▶ **Exercise aim**
What number of lines contain the word "重力势能增加"? Reply with the number and nothing else.

## Start Extracted material

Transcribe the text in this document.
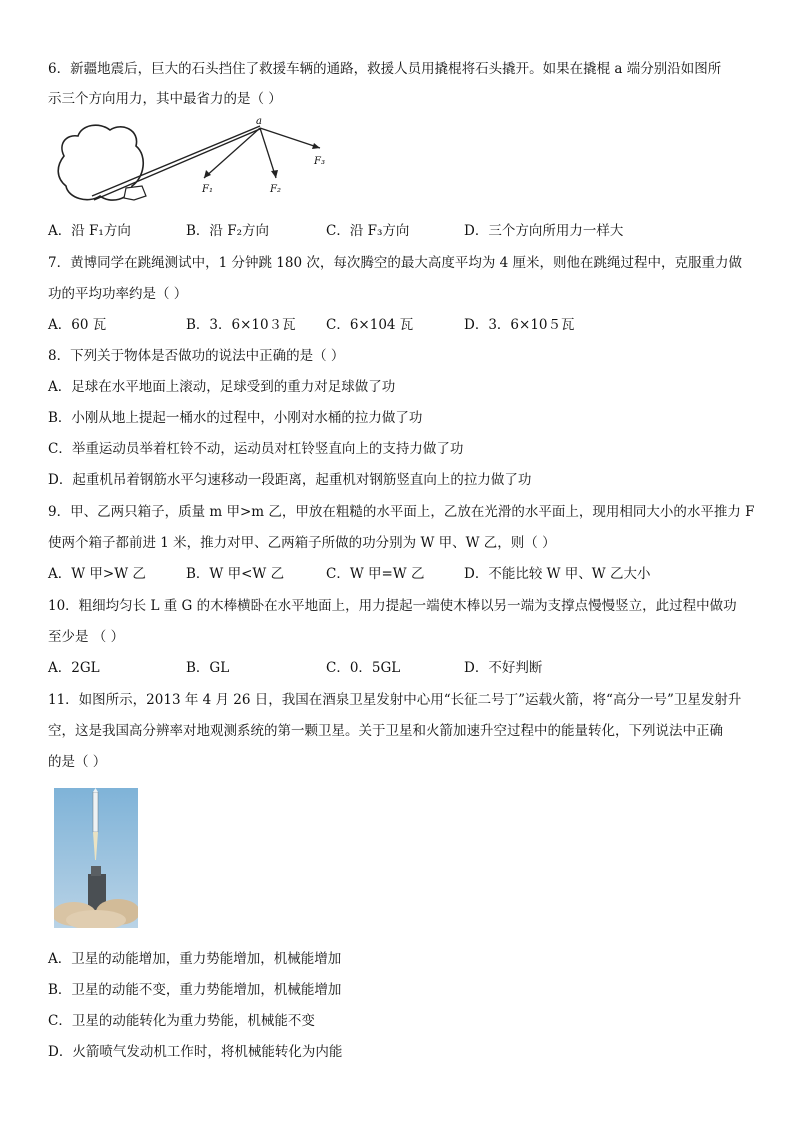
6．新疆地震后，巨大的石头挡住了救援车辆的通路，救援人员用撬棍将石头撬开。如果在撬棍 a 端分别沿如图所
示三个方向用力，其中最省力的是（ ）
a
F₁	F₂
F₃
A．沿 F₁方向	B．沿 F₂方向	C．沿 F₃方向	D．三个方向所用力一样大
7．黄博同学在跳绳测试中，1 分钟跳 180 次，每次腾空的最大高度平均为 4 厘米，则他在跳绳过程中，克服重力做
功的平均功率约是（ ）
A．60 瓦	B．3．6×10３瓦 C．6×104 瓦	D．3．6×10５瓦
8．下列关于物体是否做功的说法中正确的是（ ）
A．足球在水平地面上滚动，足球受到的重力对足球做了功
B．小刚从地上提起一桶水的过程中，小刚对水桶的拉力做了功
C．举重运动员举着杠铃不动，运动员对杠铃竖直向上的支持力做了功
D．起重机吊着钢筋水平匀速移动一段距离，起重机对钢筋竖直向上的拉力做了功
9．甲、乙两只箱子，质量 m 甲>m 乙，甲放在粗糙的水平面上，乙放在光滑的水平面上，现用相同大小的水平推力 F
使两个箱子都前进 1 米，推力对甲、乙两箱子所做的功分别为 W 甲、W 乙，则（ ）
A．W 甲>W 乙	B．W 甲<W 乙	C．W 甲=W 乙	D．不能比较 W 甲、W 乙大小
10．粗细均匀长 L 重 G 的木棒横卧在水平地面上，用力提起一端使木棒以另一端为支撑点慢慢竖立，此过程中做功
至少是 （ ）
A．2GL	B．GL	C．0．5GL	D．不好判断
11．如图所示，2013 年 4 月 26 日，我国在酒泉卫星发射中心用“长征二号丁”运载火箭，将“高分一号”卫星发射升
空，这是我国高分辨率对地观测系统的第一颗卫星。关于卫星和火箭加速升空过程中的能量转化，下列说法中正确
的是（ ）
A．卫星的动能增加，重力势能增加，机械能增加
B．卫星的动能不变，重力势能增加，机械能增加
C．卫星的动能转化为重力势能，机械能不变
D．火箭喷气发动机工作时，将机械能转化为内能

## End Extracted material
## Start Extracted material

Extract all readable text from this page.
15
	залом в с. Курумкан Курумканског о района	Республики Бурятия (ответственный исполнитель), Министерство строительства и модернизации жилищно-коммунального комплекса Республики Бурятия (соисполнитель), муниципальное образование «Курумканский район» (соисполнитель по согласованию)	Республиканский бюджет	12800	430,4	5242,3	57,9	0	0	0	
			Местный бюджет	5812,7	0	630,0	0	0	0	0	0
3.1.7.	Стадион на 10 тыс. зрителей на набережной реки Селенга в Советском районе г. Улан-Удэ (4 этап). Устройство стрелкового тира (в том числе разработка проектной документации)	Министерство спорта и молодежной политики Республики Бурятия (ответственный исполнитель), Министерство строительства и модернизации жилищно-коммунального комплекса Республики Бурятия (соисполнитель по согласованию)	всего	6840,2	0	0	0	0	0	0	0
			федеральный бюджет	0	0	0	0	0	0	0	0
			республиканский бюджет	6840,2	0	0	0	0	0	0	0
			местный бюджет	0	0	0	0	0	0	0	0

## End Extracted material

▶ **Exercise solution**
2